• **Page excerpt**:
○ ○ ○ ○ ○
How to run Hadoop batch ingestion using GCP

Permanently deleted user

Updated May 06, 2019 17:49

Objective:

Step by step guide to configure Druid to run Hadoop ingestion with Google Cloud Platform.

Step 1: Login to GCP console:

Go to GCP console page https://console.cloud.google.com/, and log in with your credential.

Step 2: Create a service account that will access the bucket:

Browse to "IAM & Admin" -> "Service Accounts" -> "Create Service Account", Create a service account, in this example "imply-cs"

Screen_Shot_2019-03-21_at_1.13.07_PM.png

At permission section of the "imply-cs", make sure your user name is listed as one of the owners

Screen_Shot_2019-03-21_at_5.14.48_PM.png

Click on "Create key"
○ ○ ○ ○ ○
• **Information shown**:

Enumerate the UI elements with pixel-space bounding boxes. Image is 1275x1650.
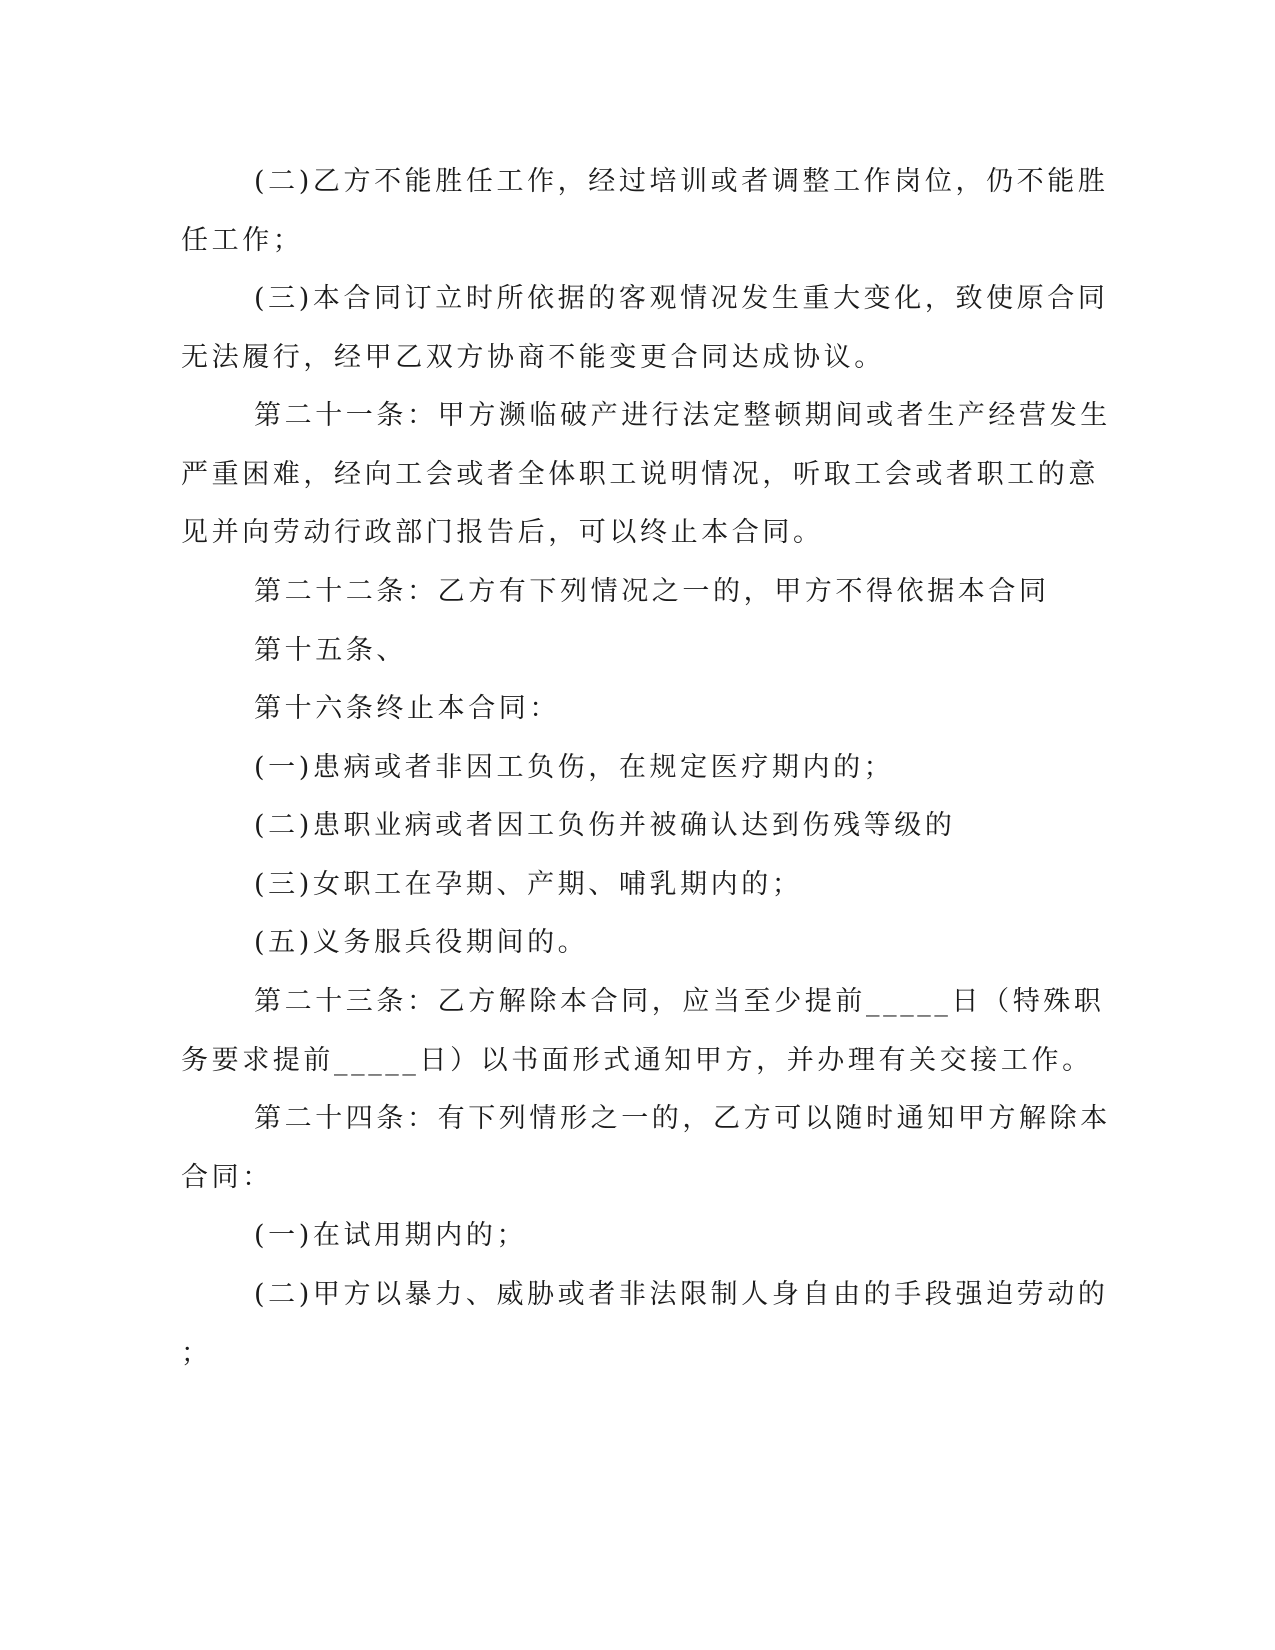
paragraph-line: (三)本合同订立时所依据的客观情况发生重大变化，致使原合同 [254, 283, 1109, 314]
paragraph-line: 严重困难，经向工会或者全体职工说明情况，听取工会或者职工的意 [181, 459, 1099, 490]
paragraph-line: (一)患病或者非因工负伤，在规定医疗期内的； [254, 752, 895, 783]
paragraph-line: 第十五条、 [254, 635, 407, 666]
paragraph-line: 务要求提前_____日）以书面形式通知甲方，并办理有关交接工作。 [181, 1045, 1093, 1076]
paragraph-line: 合同： [181, 1162, 273, 1193]
paragraph-line: (一)在试用期内的； [254, 1220, 528, 1251]
paragraph-line: 见并向劳动行政部门报告后，可以终止本合同。 [181, 517, 824, 548]
paragraph-line: 第二十二条：乙方有下列情况之一的，甲方不得依据本合同 [254, 576, 1050, 607]
paragraph-line: (二)甲方以暴力、威胁或者非法限制人身自由的手段强迫劳动的 [254, 1279, 1109, 1310]
paragraph-line: ； [181, 1338, 212, 1369]
paragraph-line: (二)患职业病或者因工负伤并被确认达到伤残等级的 [254, 810, 956, 841]
paragraph-line: (二)乙方不能胜任工作，经过培训或者调整工作岗位，仍不能胜 [254, 166, 1109, 197]
paragraph-line: 第十六条终止本合同： [254, 693, 560, 724]
paragraph-line: 第二十四条：有下列情形之一的，乙方可以随时通知甲方解除本 [254, 1103, 1111, 1134]
paragraph-line: 任工作； [181, 225, 304, 256]
paragraph-line: 第二十三条：乙方解除本合同，应当至少提前_____日（特殊职 [254, 986, 1105, 1017]
paragraph-line: (五)义务服兵役期间的。 [254, 927, 589, 958]
paragraph-line: 第二十一条：甲方濒临破产进行法定整顿期间或者生产经营发生 [254, 400, 1111, 431]
paragraph-line: 无法履行，经甲乙双方协商不能变更合同达成协议。 [181, 342, 885, 373]
paragraph-line: (三)女职工在孕期、产期、哺乳期内的； [254, 869, 803, 900]
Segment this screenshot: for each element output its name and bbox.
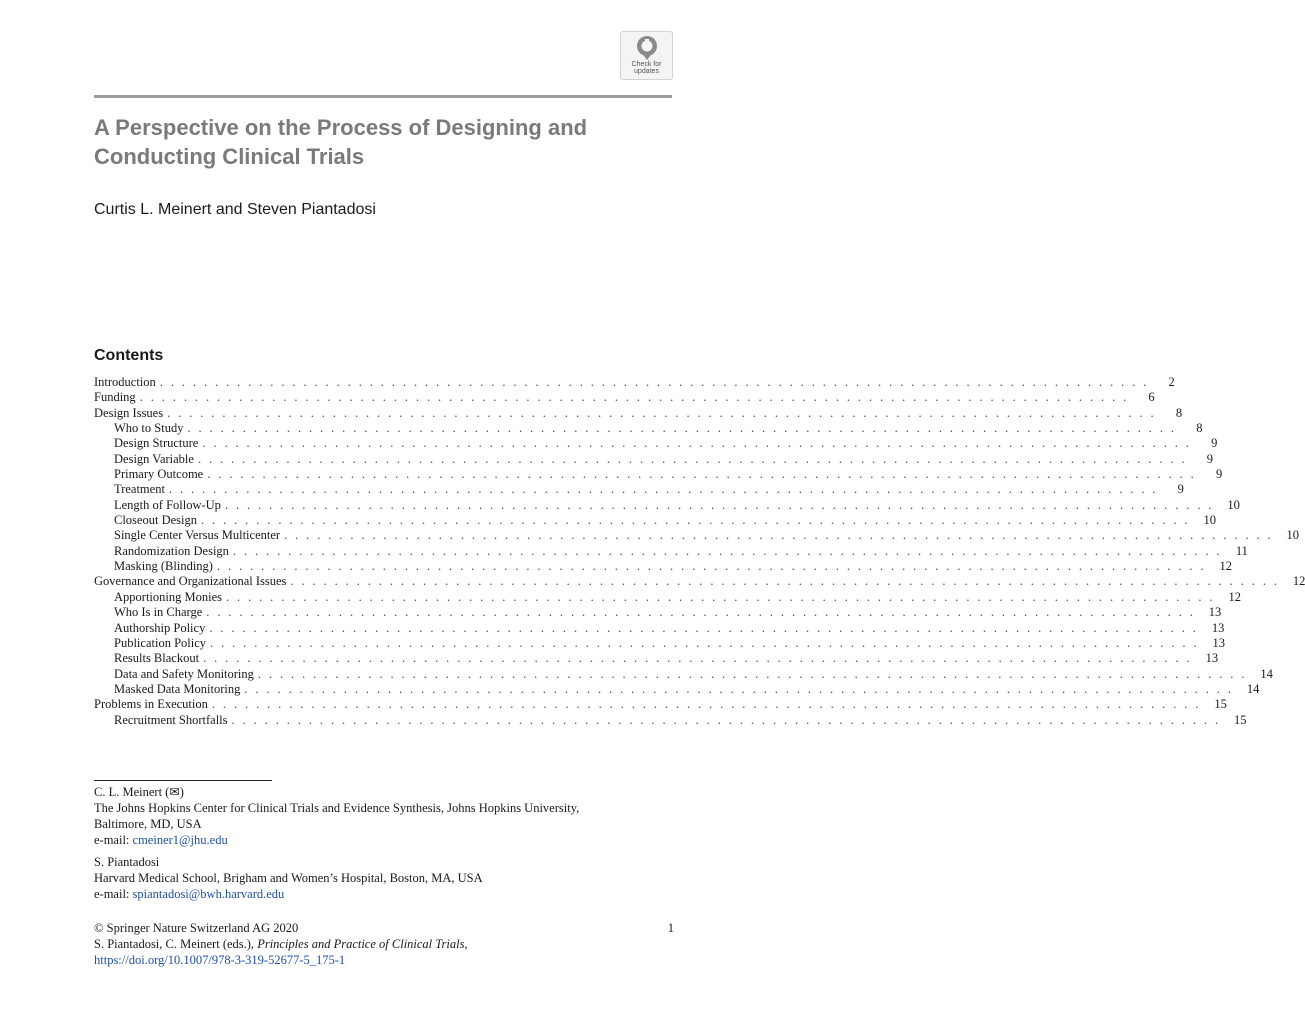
table-of-contents [94,375,1305,728]
toc-entry[interactable] [94,436,1218,451]
email-link-piantadosi[interactable]: spiantadosi@bwh.harvard.edu [132,887,285,901]
toc-entry-label[interactable]: Who Is in Charge [114,605,203,620]
toc-entry[interactable] [94,543,1248,559]
toc-entry-page[interactable]: 12 [1228,589,1241,604]
toc-entry-page[interactable]: 9 [1215,467,1223,482]
toc-entry-label[interactable]: Apportioning Monies [114,589,222,604]
chapter-authors: Curtis L. Meinert and Steven Piantadosi [94,201,376,218]
page-number: 1 [667,921,674,935]
toc-entry[interactable] [94,651,1219,666]
email-link-meinert[interactable]: cmeiner1@jhu.edu [132,833,228,847]
toc-entry-label[interactable]: Masking (Blinding) [114,559,213,574]
toc-entry-page[interactable]: 10 [1203,513,1216,528]
affiliation-institution: The Johns Hopkins Center for Clinical Trials and Evidence Synthesis, Johns Hopkins University, [94,801,580,815]
email-prefix: e-mail: [94,887,133,901]
toc-entry-page[interactable]: 9 [1206,451,1213,466]
toc-dot-leader: . . . . . . . . . . . . . . . . . . . . . . . . . . . . . . . . . . . . . . . . . . . . . . . . . . . . . . . . . . . . . . . . . . . . . . . . . . . . . . . . . . . . . . . . . . [232,543,1222,558]
toc-dot-leader: . . . . . . . . . . . . . . . . . . . . . . . . . . . . . . . . . . . . . . . . . . . . . . . . . . . . . . . . . . . . . . . . . . . . . . . . . . . . . . . . . . . . . . . . . . [207,467,1197,482]
toc-entry[interactable] [94,589,1241,605]
toc-entry[interactable] [94,375,1175,390]
toc-entry[interactable] [94,405,1183,421]
affiliation-email-line [94,832,684,848]
check-for-updates-icon [635,35,659,61]
toc-entry-label[interactable]: Introduction [94,375,156,389]
toc-entry-label[interactable]: Recruitment Shortfalls [114,712,228,727]
toc-entry[interactable] [94,697,1227,712]
toc-dot-leader: . . . . . . . . . . . . . . . . . . . . . . . . . . . . . . . . . . . . . . . . . . . . . . . . . . . . . . . . . . . . . . . . . . . . . . . . . . . . . . . . . . . . . . . . . . [187,421,1177,436]
toc-entry[interactable] [94,681,1260,697]
copyright-line [94,920,674,936]
toc-entry[interactable] [94,390,1155,405]
chapter-title: A Perspective on the Process of Designing and Conducting Clinical Trials [94,115,588,169]
affiliation-piantadosi [94,854,684,902]
toc-dot-leader: . . . . . . . . . . . . . . . . . . . . . . . . . . . . . . . . . . . . . . . . . . . . . . . . . . . . . . . . . . . . . . . . . . . . . . . . . . . . . . . . . . . . . . . . . . [206,605,1196,620]
toc-entry[interactable] [94,712,1247,728]
toc-dot-leader: . . . . . . . . . . . . . . . . . . . . . . . . . . . . . . . . . . . . . . . . . . . . . . . . . . . . . . . . . . . . . . . . . . . . . . . . . . . . . . . . . . . . . . . . . . [225,589,1215,604]
toc-entry-label[interactable]: Length of Follow-Up [114,497,221,512]
toc-dot-leader: . . . . . . . . . . . . . . . . . . . . . . . . . . . . . . . . . . . . . . . . . . . . . . . . . . . . . . . . . . . . . . . . . . . . . . . . . . . . . . . . . . . . . . . . . . [284,528,1274,543]
doi-link[interactable]: https://doi.org/10.1007/978-3-319-52677-5_175-1 [94,953,346,967]
toc-entry-label[interactable]: Who to Study [114,421,184,436]
toc-entry-label[interactable]: Authorship Policy [114,620,206,635]
toc-entry-page[interactable]: 14 [1260,666,1273,681]
affiliation-email-line [94,886,684,902]
toc-entry[interactable] [94,528,1300,543]
toc-dot-leader: . . . . . . . . . . . . . . . . . . . . . . . . . . . . . . . . . . . . . . . . . . . . . . . . . . . . . . . . . . . . . . . . . . . . . . . . . . . . . . . . . . . . . . . . . . [168,482,1158,497]
toc-entry-page[interactable]: 10 [1286,528,1300,543]
doi-line [94,952,674,968]
badge-label-line1: Check for [631,61,662,68]
citation-prefix: S. Piantadosi, C. Meinert (eds.), [94,937,258,951]
toc-entry-page[interactable]: 13 [1205,651,1219,666]
citation-suffix: , [464,937,468,951]
affiliation-name: S. Piantadosi [94,855,160,869]
contents-heading: Contents [94,347,164,364]
toc-entry-page[interactable]: 6 [1148,390,1155,405]
toc-entry-label[interactable]: Funding [94,390,136,405]
toc-entry-label[interactable]: Primary Outcome [114,467,204,482]
toc-entry-label[interactable]: Problems in Execution [94,697,208,712]
toc-dot-leader: . . . . . . . . . . . . . . . . . . . . . . . . . . . . . . . . . . . . . . . . . . . . . . . . . . . . . . . . . . . . . . . . . . . . . . . . . . . . . . . . . . . . . . . . . . [216,559,1206,574]
toc-entry-label[interactable]: Closeout Design [114,513,197,528]
toc-entry-page[interactable]: 11 [1235,543,1248,558]
toc-entry[interactable] [94,421,1203,436]
citation-book-title: Principles and Practice of Clinical Trials [257,937,465,951]
email-prefix: e-mail: [94,833,133,847]
toc-dot-leader: . . . . . . . . . . . . . . . . . . . . . . . . . . . . . . . . . . . . . . . . . . . . . . . . . . . . . . . . . . . . . . . . . . . . . . . . . . . . . . . . . . . . . . . . . . [244,681,1234,696]
toc-dot-leader: . . . . . . . . . . . . . . . . . . . . . . . . . . . . . . . . . . . . . . . . . . . . . . . . . . . . . . . . . . . . . . . . . . . . . . . . . . . . . . . . . . . . . . . . . . [200,513,1190,528]
toc-entry-page[interactable]: 13 [1208,605,1222,620]
toc-entry[interactable] [94,635,1225,651]
toc-entry-label[interactable]: Treatment [114,482,165,497]
toc-entry-page[interactable]: 12 [1219,559,1232,574]
toc-entry-page[interactable]: 13 [1211,620,1225,635]
toc-dot-leader: . . . . . . . . . . . . . . . . . . . . . . . . . . . . . . . . . . . . . . . . . . . . . . . . . . . . . . . . . . . . . . . . . . . . . . . . . . . . . . . . . . . . . . . . . . [209,620,1199,635]
toc-dot-leader: . . . . . . . . . . . . . . . . . . . . . . . . . . . . . . . . . . . . . . . . . . . . . . . . . . . . . . . . . . . . . . . . . . . . . . . . . . . . . . . . . . . . . . . . . . [231,712,1221,727]
toc-dot-leader: . . . . . . . . . . . . . . . . . . . . . . . . . . . . . . . . . . . . . . . . . . . . . . . . . . . . . . . . . . . . . . . . . . . . . . . . . . . . . . . . . . . . . . . . . . [202,436,1192,451]
toc-entry-label[interactable]: Masked Data Monitoring [114,681,241,696]
toc-dot-leader: . . . . . . . . . . . . . . . . . . . . . . . . . . . . . . . . . . . . . . . . . . . . . . . . . . . . . . . . . . . . . . . . . . . . . . . . . . . . . . . . . . . . . . . . . . [139,390,1129,405]
toc-entry[interactable] [94,559,1232,574]
footnote-rule [94,780,272,781]
toc-entry-label[interactable]: Randomization Design [114,543,229,558]
toc-dot-leader: . . . . . . . . . . . . . . . . . . . . . . . . . . . . . . . . . . . . . . . . . . . . . . . . . . . . . . . . . . . . . . . . . . . . . . . . . . . . . . . . . . . . . . . . . . [211,697,1201,712]
toc-dot-leader: . . . . . . . . . . . . . . . . . . . . . . . . . . . . . . . . . . . . . . . . . . . . . . . . . . . . . . . . . . . . . . . . . . . . . . . . . . . . . . . . . . . . . . . . . . [197,451,1187,466]
toc-dot-leader: . . . . . . . . . . . . . . . . . . . . . . . . . . . . . . . . . . . . . . . . . . . . . . . . . . . . . . . . . . . . . . . . . . . . . . . . . . . . . . . . . . . . . . . . . . [159,375,1149,389]
check-for-updates-badge[interactable] [620,31,673,80]
toc-entry[interactable] [94,482,1184,497]
toc-entry[interactable] [94,467,1223,482]
toc-entry-page[interactable]: 15 [1234,712,1247,727]
toc-dot-leader: . . . . . . . . . . . . . . . . . . . . . . . . . . . . . . . . . . . . . . . . . . . . . . . . . . . . . . . . . . . . . . . . . . . . . . . . . . . . . . . . . . . . . . . . . . [203,651,1193,666]
affiliation-name: C. L. Meinert (✉) [94,785,184,799]
affiliation-institution: Harvard Medical School, Brigham and Women’s Hospital, Boston, MA, USA [94,871,483,885]
toc-entry[interactable] [94,574,1305,589]
toc-entry[interactable] [94,620,1225,636]
toc-entry-label[interactable]: Publication Policy [114,635,207,650]
badge-label-line2: updates [634,68,659,75]
toc-entry-label[interactable]: Single Center Versus Multicenter [114,528,281,543]
page-footer [94,920,674,968]
toc-dot-leader: . . . . . . . . . . . . . . . . . . . . . . . . . . . . . . . . . . . . . . . . . . . . . . . . . . . . . . . . . . . . . . . . . . . . . . . . . . . . . . . . . . . . . . . . . . [290,574,1280,589]
citation-line [94,936,674,952]
toc-entry-label[interactable]: Design Structure [114,436,199,451]
affiliation-meinert [94,784,684,848]
toc-entry-page[interactable]: 8 [1175,405,1183,420]
toc-entry-label[interactable]: Design Issues [94,405,164,420]
toc-dot-leader: . . . . . . . . . . . . . . . . . . . . . . . . . . . . . . . . . . . . . . . . . . . . . . . . . . . . . . . . . . . . . . . . . . . . . . . . . . . . . . . . . . . . . . . . . . [257,666,1247,681]
toc-dot-leader: . . . . . . . . . . . . . . . . . . . . . . . . . . . . . . . . . . . . . . . . . . . . . . . . . . . . . . . . . . . . . . . . . . . . . . . . . . . . . . . . . . . . . . . . . . [224,497,1214,512]
toc-entry-label[interactable]: Governance and Organizational Issues [94,574,287,589]
toc-entry-label[interactable]: Results Blackout [114,651,200,666]
affiliation-location: Baltimore, MD, USA [94,817,202,831]
toc-entry-label[interactable]: Design Variable [114,451,194,466]
toc-entry[interactable] [94,513,1216,528]
toc-entry-page[interactable]: 8 [1196,421,1203,436]
toc-entry[interactable] [94,666,1273,682]
toc-entry-page[interactable]: 15 [1214,697,1227,712]
toc-entry-page[interactable]: 14 [1246,681,1260,696]
toc-dot-leader: . . . . . . . . . . . . . . . . . . . . . . . . . . . . . . . . . . . . . . . . . . . . . . . . . . . . . . . . . . . . . . . . . . . . . . . . . . . . . . . . . . . . . . . . . . [167,405,1157,420]
header-rule [94,95,672,98]
copyright-text: © Springer Nature Switzerland AG 2020 [94,921,299,935]
toc-dot-leader: . . . . . . . . . . . . . . . . . . . . . . . . . . . . . . . . . . . . . . . . . . . . . . . . . . . . . . . . . . . . . . . . . . . . . . . . . . . . . . . . . . . . . . . . . . [210,635,1199,650]
toc-entry-page[interactable]: 9 [1211,436,1218,451]
toc-entry-page[interactable]: 12 [1292,574,1305,589]
toc-entry-page[interactable]: 2 [1168,375,1175,389]
toc-entry-page[interactable]: 13 [1212,635,1225,650]
toc-entry-page[interactable]: 10 [1227,497,1240,512]
toc-entry[interactable] [94,451,1213,467]
toc-entry-page[interactable]: 9 [1177,482,1184,497]
toc-entry[interactable] [94,605,1222,620]
toc-entry-label[interactable]: Data and Safety Monitoring [114,666,254,681]
toc-entry[interactable] [94,497,1240,513]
○ ○ ○ ○ ○
• **Things to do**:
A: Quote the Hadoop ingestion guide from "Updated May 06, 2019" up to and including "with your credential.".
B: Write the next part of the guide on running Hadoop ingestion with GCP, picking up after its final line.
None of the entries are needed here.

• **Answers for the tasks**:
A:
Updated May 06, 2019 17:49

Objective:

Step by step guide to configure Druid to run Hadoop ingestion with Google Cloud Platform.

Step 1: Login to GCP console:

Go to GCP console page https://console.cloud.google.com/, and log in with your credential.

B:
Screen_Shot_2019-03-21_at_5.17.25_PM.png

Screen_Shot_2019-03-21_at_1.18.56_PM.png

Download the JSON file that created, and save for later use. That's the authentication/authorization credential for your Druid hosts to access GCP.

Step 3: Apply the bucket access permission to the service account just created:

Browse to your GCP bucket through Google navigation menu -> storage -> browser -> YOUR BUCKET ("cs-bucket1" in this example)

Screen_Shot_2019-03-20_at_10.28.15_AM.png

Configure user access permission on the bucket

Screen_Shot_2019-03-21_at_1.03.06_PM.png

Add the service account as Storage Admin to this bucket.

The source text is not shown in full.